━━ Records for the exercise ━━
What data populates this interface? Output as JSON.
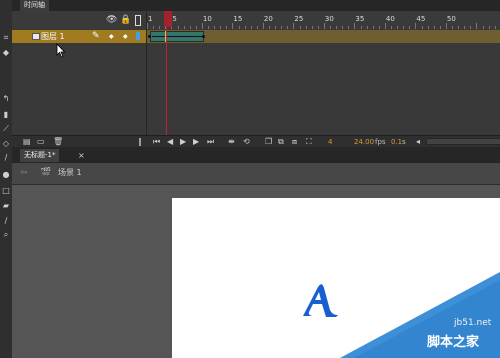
{
  "timeline": {
    "tab_label": "时间轴",
    "header_icons": [
      "eye-icon",
      "lock-icon",
      "outline-icon"
    ],
    "frame_ticks": [
      "1",
      "5",
      "10",
      "15",
      "20",
      "25",
      "30",
      "35",
      "40",
      "45",
      "50"
    ],
    "layer": {
      "name": "图层 1"
    },
    "footer": {
      "current_frame": "4",
      "fps": "24.00",
      "fps_unit": "fps",
      "time": "0.1",
      "time_unit": "s"
    }
  },
  "document": {
    "tab_label": "无标题-1*",
    "tab_close": "×",
    "scene_label": "场景 1"
  },
  "stage": {
    "glyph": "A",
    "glyph_color": "#1a5fd0"
  },
  "watermark": {
    "url": "jb51.net",
    "text": "脚本之家",
    "color": "#3d8fd8"
  },
  "colors": {
    "layer_highlight": "#a07b20",
    "tween": "#35766a",
    "playhead": "#c0232d"
  }
}
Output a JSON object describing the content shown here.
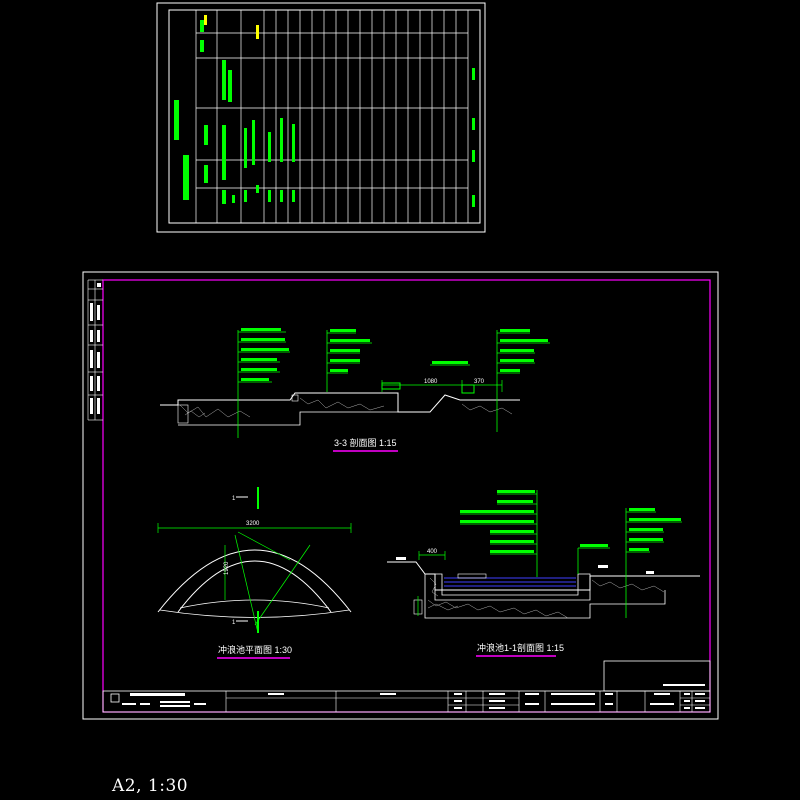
━━━
**Exercise**
Will you restate every entry word for word and omit the images?

**Complete answer**
What data populates this interface? Output as JSON.
{
  "timeline": {
    "tab_label": "时间轴",
    "header_icons": [
      "eye-icon",
      "lock-icon",
      "outline-icon"
    ],
    "frame_ticks": [
      "1",
      "5",
      "10",
      "15",
      "20",
      "25",
      "30",
      "35",
      "40",
      "45",
      "50"
    ],
    "layer": {
      "name": "图层 1"
    },
    "footer": {
      "current_frame": "4",
      "fps": "24.00",
      "fps_unit": "fps",
      "time": "0.1",
      "time_unit": "s"
    }
  },
  "document": {
    "tab_label": "无标题-1*",
    "tab_close": "×",
    "scene_label": "场景 1"
  },
  "stage": {
    "glyph": "A",
    "glyph_color": "#1a5fd0"
  },
  "watermark": {
    "url": "jb51.net",
    "text": "脚本之家",
    "color": "#3d8fd8"
  },
  "colors": {
    "layer_highlight": "#a07b20",
    "tween": "#35766a",
    "playhead": "#c0232d"
  }
}
Output a JSON object describing the content shown here.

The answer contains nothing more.